(Aim) Would you transcribe the whole listing exactly, minus its pictures?

........

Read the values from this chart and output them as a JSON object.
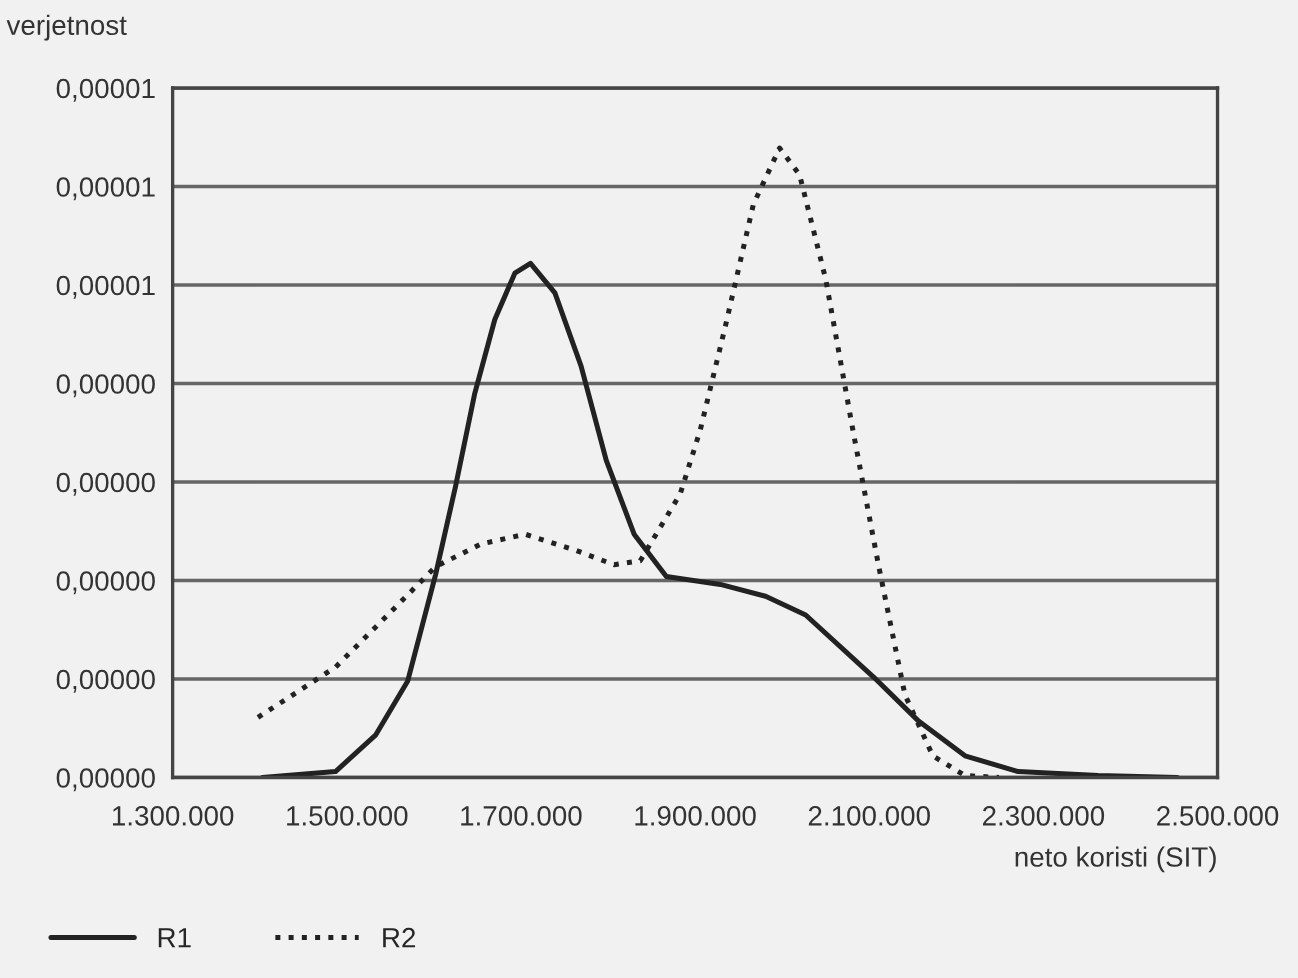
{
  "chart_data": {
    "type": "line",
    "ylabel": "verjetnost",
    "xlabel": "neto koristi (SIT)",
    "xlim": [
      1300000,
      2500000
    ],
    "xticks": [
      {
        "value": 1300000,
        "label": "1.300.000"
      },
      {
        "value": 1500000,
        "label": "1.500.000"
      },
      {
        "value": 1700000,
        "label": "1.700.000"
      },
      {
        "value": 1900000,
        "label": "1.900.000"
      },
      {
        "value": 2100000,
        "label": "2.100.000"
      },
      {
        "value": 2300000,
        "label": "2.300.000"
      },
      {
        "value": 2500000,
        "label": "2.500.000"
      }
    ],
    "ylim": [
      0,
      7e-06
    ],
    "yticks": [
      {
        "value": 0,
        "label": "0,00000"
      },
      {
        "value": 1e-06,
        "label": "0,00000"
      },
      {
        "value": 2e-06,
        "label": "0,00000"
      },
      {
        "value": 3e-06,
        "label": "0,00000"
      },
      {
        "value": 4e-06,
        "label": "0,00000"
      },
      {
        "value": 5e-06,
        "label": "0,00001"
      },
      {
        "value": 6e-06,
        "label": "0,00001"
      },
      {
        "value": 7e-06,
        "label": "0,00001"
      }
    ],
    "grid": "y",
    "legend": "bottom",
    "series": [
      {
        "name": "R1",
        "color": "#222222",
        "line_style": "solid",
        "x": [
          1403000,
          1487000,
          1533000,
          1570000,
          1602000,
          1625000,
          1647000,
          1670000,
          1693000,
          1711000,
          1739000,
          1769000,
          1798000,
          1830000,
          1867000,
          1929000,
          1981000,
          2027000,
          2105000,
          2157000,
          2210000,
          2271000,
          2363000,
          2454000
        ],
        "values": [
          0,
          6e-08,
          4.3e-07,
          9.8e-07,
          2.06e-06,
          2.96e-06,
          3.9e-06,
          4.65e-06,
          5.12e-06,
          5.22e-06,
          4.92e-06,
          4.18e-06,
          3.22e-06,
          2.47e-06,
          2.04e-06,
          1.96e-06,
          1.84e-06,
          1.65e-06,
          1.02e-06,
          5.7e-07,
          2.2e-07,
          6e-08,
          2e-08,
          0
        ]
      },
      {
        "name": "R2",
        "color": "#222222",
        "line_style": "dotted",
        "x": [
          1398000,
          1487000,
          1547000,
          1602000,
          1654000,
          1705000,
          1762000,
          1807000,
          1837000,
          1883000,
          1906000,
          1935000,
          1967000,
          1997000,
          2020000,
          2050000,
          2082000,
          2111000,
          2141000,
          2173000,
          2210000,
          2249000
        ],
        "values": [
          6.1e-07,
          1.12e-06,
          1.65e-06,
          2.14e-06,
          2.37e-06,
          2.47e-06,
          2.31e-06,
          2.16e-06,
          2.2e-06,
          2.88e-06,
          3.53e-06,
          4.59e-06,
          5.82e-06,
          6.39e-06,
          6.12e-06,
          5.06e-06,
          3.49e-06,
          2.14e-06,
          8.4e-07,
          2.2e-07,
          2e-08,
          0
        ]
      }
    ]
  }
}
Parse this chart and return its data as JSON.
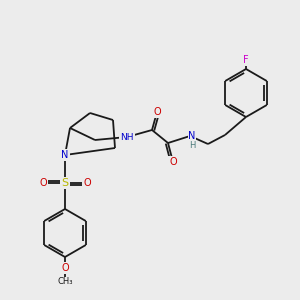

........

(Result)
Read the values from this chart and output them as a JSON object.
{
  "chart_data": {
    "type": "line",
    "ylabel": "verjetnost",
    "xlabel": "neto koristi (SIT)",
    "xlim": [
      1300000,
      2500000
    ],
    "xticks": [
      {
        "value": 1300000,
        "label": "1.300.000"
      },
      {
        "value": 1500000,
        "label": "1.500.000"
      },
      {
        "value": 1700000,
        "label": "1.700.000"
      },
      {
        "value": 1900000,
        "label": "1.900.000"
      },
      {
        "value": 2100000,
        "label": "2.100.000"
      },
      {
        "value": 2300000,
        "label": "2.300.000"
      },
      {
        "value": 2500000,
        "label": "2.500.000"
      }
    ],
    "ylim": [
      0,
      7e-06
    ],
    "yticks": [
      {
        "value": 0,
        "label": "0,00000"
      },
      {
        "value": 1e-06,
        "label": "0,00000"
      },
      {
        "value": 2e-06,
        "label": "0,00000"
      },
      {
        "value": 3e-06,
        "label": "0,00000"
      },
      {
        "value": 4e-06,
        "label": "0,00000"
      },
      {
        "value": 5e-06,
        "label": "0,00001"
      },
      {
        "value": 6e-06,
        "label": "0,00001"
      },
      {
        "value": 7e-06,
        "label": "0,00001"
      }
    ],
    "grid": "y",
    "legend": "bottom",
    "series": [
      {
        "name": "R1",
        "color": "#222222",
        "line_style": "solid",
        "x": [
          1403000,
          1487000,
          1533000,
          1570000,
          1602000,
          1625000,
          1647000,
          1670000,
          1693000,
          1711000,
          1739000,
          1769000,
          1798000,
          1830000,
          1867000,
          1929000,
          1981000,
          2027000,
          2105000,
          2157000,
          2210000,
          2271000,
          2363000,
          2454000
        ],
        "values": [
          0,
          6e-08,
          4.3e-07,
          9.8e-07,
          2.06e-06,
          2.96e-06,
          3.9e-06,
          4.65e-06,
          5.12e-06,
          5.22e-06,
          4.92e-06,
          4.18e-06,
          3.22e-06,
          2.47e-06,
          2.04e-06,
          1.96e-06,
          1.84e-06,
          1.65e-06,
          1.02e-06,
          5.7e-07,
          2.2e-07,
          6e-08,
          2e-08,
          0
        ]
      },
      {
        "name": "R2",
        "color": "#222222",
        "line_style": "dotted",
        "x": [
          1398000,
          1487000,
          1547000,
          1602000,
          1654000,
          1705000,
          1762000,
          1807000,
          1837000,
          1883000,
          1906000,
          1935000,
          1967000,
          1997000,
          2020000,
          2050000,
          2082000,
          2111000,
          2141000,
          2173000,
          2210000,
          2249000
        ],
        "values": [
          6.1e-07,
          1.12e-06,
          1.65e-06,
          2.14e-06,
          2.37e-06,
          2.47e-06,
          2.31e-06,
          2.16e-06,
          2.2e-06,
          2.88e-06,
          3.53e-06,
          4.59e-06,
          5.82e-06,
          6.39e-06,
          6.12e-06,
          5.06e-06,
          3.49e-06,
          2.14e-06,
          8.4e-07,
          2.2e-07,
          2e-08,
          0
        ]
      }
    ]
  }
}
Parse this chart and return its data as JSON.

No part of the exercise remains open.